TEXTO APRESENTADO |
───

Gurus de diversas tradições estão lançando chatbots de inteligência artificial para oferecer orientação espiritual, e um serviço relata receber centenas de mensagens de usuários à medida que mais pessoas recorrem à IA em busca de respostas.
Acesso ilimitado e livre de julgamento
Segundo o The Economic Times, os chatbots de IA disponibilizam ensinamentos a qualquer hora, sem necessidade de agendar encontros ou pagar por consultas com gurus humanos. A ausência de julgamento é apontada como motivo para que usuários recorram à inteligência artificial após perdas pessoais, buscando paz de espírito. Os modelos são treinados com textos sagrados, como o Bhagavad Gita, de modo que as respostas se baseiam em escrituras reconhecidas.
Iniciativas de gurus reconhecidos
Jaggi Vasudev, fundador da Isha Foundation e conhecido como Sadhguru, lançou o aplicativo “Miracle of the Mind”, que contém um recurso de IA interativo que responde perguntas com base em suas lições. Deepak Chopra, guru norte‑americano, disponibiliza a plataforma “Digital Deepak”, que extrai respostas de décadas de palestras e livros. Segundo a Associated Press, diversos líderes espirituais estão disponibilizando chatbots para atender à crescente demanda por orientação espiritual por meio da IA.

───

DADOS DISPONÍVEIS |
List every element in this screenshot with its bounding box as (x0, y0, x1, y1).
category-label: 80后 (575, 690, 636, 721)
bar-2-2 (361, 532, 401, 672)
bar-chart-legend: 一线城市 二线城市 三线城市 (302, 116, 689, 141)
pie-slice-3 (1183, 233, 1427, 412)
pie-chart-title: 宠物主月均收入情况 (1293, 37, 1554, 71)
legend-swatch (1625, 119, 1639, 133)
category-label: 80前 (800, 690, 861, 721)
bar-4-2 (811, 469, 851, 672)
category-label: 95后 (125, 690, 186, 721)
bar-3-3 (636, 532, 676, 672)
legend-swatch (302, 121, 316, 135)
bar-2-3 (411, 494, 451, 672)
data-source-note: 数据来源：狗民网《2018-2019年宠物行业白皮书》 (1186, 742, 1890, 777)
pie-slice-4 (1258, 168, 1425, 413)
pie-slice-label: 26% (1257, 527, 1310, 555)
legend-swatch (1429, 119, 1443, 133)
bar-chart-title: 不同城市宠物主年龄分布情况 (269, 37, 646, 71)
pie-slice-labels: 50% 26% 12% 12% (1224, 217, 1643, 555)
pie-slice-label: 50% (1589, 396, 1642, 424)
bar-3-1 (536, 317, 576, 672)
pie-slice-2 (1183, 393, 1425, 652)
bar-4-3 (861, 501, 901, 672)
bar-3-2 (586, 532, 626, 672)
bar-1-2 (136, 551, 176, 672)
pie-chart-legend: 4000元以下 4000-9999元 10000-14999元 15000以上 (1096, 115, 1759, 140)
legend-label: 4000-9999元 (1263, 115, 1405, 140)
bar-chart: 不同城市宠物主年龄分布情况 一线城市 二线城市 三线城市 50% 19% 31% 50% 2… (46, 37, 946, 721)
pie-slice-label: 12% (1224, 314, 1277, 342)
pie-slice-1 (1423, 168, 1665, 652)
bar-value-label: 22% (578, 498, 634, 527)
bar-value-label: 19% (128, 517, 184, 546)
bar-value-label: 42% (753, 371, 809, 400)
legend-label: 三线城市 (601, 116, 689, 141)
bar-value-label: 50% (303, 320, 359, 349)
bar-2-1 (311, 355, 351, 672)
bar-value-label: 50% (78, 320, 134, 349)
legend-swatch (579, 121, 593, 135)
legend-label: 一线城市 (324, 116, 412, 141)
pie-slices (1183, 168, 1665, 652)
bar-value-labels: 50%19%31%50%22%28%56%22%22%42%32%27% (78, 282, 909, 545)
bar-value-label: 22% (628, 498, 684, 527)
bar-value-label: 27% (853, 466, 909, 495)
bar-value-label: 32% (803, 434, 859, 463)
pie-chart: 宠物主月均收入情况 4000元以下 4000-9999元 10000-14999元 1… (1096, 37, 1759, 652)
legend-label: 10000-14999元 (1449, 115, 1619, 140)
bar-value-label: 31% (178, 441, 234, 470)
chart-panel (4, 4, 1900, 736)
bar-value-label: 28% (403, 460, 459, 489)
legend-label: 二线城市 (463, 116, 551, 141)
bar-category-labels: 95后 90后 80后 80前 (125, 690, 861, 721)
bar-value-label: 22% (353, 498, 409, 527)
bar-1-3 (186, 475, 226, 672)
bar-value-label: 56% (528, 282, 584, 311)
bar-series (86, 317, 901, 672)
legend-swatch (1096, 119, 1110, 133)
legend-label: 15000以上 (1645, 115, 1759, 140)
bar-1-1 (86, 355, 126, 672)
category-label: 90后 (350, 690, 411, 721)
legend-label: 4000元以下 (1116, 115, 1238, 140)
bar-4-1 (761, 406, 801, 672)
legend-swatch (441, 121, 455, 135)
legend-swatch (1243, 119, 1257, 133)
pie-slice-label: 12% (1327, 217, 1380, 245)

───

TAREFA ATRIBUÍDA 1 |
Responda, com base no texto sobre chatbots de orientação espiritual:
(a) Qual texto sagrado é citado como exemplo do material usado no treinamento dos modelos?
(b) Qual é o nome do aplicativo lançado por Jaggi Vasudev?
(c) De que fontes a plataforma "Digital Deepak" extrai suas respostas?
TAREFA ATRIBUÍDA 2 |
Retome o texto sobre chatbots de orientação espiritual logo após a última frase apresentada.
A listagem provém de uma fonte diferente da do texto sobre chatbots de orientação espiritual.

RESPOSTA 1 |
(a) O Bhagavad Gita.
(b) "Miracle of the Mind".
(c) De décadas de palestras e livros.

RESPOSTA 2 |
Críticas e limitações apontadas
Críticos citados pelo The Economic Times afirmam que a inteligência artificial não consegue reproduzir a experiência vivida, a sabedoria nem a responsabilidade ética de um guru humano. Pesquisadores observam que os sistemas tendem a validar o ponto de vista do usuário em vez de provocar as perguntas desafiadoras necessárias para um crescimento espiritual genuíno. Vikas Sahu, responsável pelo GitaGPT – chatbot que apresenta um avatar de Lord Krishna – diz que sua intenção não é substituir o contato com um mestre, mas oferecer um ponto de partida acessível para quem busca orientação imediata.
Relatos de usuários em situações de luto
O The Economic Times relata o caso de Kripa Vaidyanathan, instrutora de yoga de Chennai, cuja sobrinha de 27 anos morreu em um acidente de carro no Alasca em 2024. A família procurou um guru de renome, mas o conselho recebido – ligar o evento ao karma – lhe pareceu cruel e pouco útil diante do luto recente. Ela então recorreu ao ChatGPT, destacando que a ausência de julgamento facilitou a busca por respostas e paz de espírito. Vaidyanathan afirma ter encontrado um “guru compassivo” na IA, embora reconheça que até um mentor humano tem disponibilidade limitada, enquanto o chatbot está acessível a qualquer momento.